_Data shown_
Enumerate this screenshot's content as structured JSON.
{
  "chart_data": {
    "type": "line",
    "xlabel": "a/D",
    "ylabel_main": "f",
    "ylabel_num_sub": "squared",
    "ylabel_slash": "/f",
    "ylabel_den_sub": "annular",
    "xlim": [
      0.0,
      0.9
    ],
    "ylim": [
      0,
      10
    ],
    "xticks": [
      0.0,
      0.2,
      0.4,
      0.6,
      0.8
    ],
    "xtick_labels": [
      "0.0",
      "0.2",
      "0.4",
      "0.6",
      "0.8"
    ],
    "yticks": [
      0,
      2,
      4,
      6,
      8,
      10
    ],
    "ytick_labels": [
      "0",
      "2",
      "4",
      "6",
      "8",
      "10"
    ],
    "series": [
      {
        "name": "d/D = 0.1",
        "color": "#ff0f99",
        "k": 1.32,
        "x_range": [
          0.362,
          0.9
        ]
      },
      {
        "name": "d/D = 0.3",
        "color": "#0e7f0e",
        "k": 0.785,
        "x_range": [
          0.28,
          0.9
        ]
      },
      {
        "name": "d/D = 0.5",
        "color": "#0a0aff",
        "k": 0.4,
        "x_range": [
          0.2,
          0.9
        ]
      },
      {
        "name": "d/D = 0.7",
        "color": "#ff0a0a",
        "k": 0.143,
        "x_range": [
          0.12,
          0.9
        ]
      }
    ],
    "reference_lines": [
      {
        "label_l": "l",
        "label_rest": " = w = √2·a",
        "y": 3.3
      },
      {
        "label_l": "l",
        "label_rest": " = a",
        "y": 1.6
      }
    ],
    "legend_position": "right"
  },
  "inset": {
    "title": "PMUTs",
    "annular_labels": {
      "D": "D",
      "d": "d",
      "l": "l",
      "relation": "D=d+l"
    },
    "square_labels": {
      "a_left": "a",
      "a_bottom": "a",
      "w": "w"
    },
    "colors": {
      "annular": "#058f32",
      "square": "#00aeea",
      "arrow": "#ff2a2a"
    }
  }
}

_Given exercise_
Reproduce every record, matching each line exactly.

_Final result_
Enumerate this screenshot's content as structured JSON.
{
  "chart_data": {
    "type": "line",
    "xlabel": "a/D",
    "ylabel_main": "f",
    "ylabel_num_sub": "squared",
    "ylabel_slash": "/f",
    "ylabel_den_sub": "annular",
    "xlim": [
      0.0,
      0.9
    ],
    "ylim": [
      0,
      10
    ],
    "xticks": [
      0.0,
      0.2,
      0.4,
      0.6,
      0.8
    ],
    "xtick_labels": [
      "0.0",
      "0.2",
      "0.4",
      "0.6",
      "0.8"
    ],
    "yticks": [
      0,
      2,
      4,
      6,
      8,
      10
    ],
    "ytick_labels": [
      "0",
      "2",
      "4",
      "6",
      "8",
      "10"
    ],
    "series": [
      {
        "name": "d/D = 0.1",
        "color": "#ff0f99",
        "k": 1.32,
        "x_range": [
          0.362,
          0.9
        ]
      },
      {
        "name": "d/D = 0.3",
        "color": "#0e7f0e",
        "k": 0.785,
        "x_range": [
          0.28,
          0.9
        ]
      },
      {
        "name": "d/D = 0.5",
        "color": "#0a0aff",
        "k": 0.4,
        "x_range": [
          0.2,
          0.9
        ]
      },
      {
        "name": "d/D = 0.7",
        "color": "#ff0a0a",
        "k": 0.143,
        "x_range": [
          0.12,
          0.9
        ]
      }
    ],
    "reference_lines": [
      {
        "label_l": "l",
        "label_rest": " = w = √2·a",
        "y": 3.3
      },
      {
        "label_l": "l",
        "label_rest": " = a",
        "y": 1.6
      }
    ],
    "legend_position": "right"
  },
  "inset": {
    "title": "PMUTs",
    "annular_labels": {
      "D": "D",
      "d": "d",
      "l": "l",
      "relation": "D=d+l"
    },
    "square_labels": {
      "a_left": "a",
      "a_bottom": "a",
      "w": "w"
    },
    "colors": {
      "annular": "#058f32",
      "square": "#00aeea",
      "arrow": "#ff2a2a"
    }
  }
}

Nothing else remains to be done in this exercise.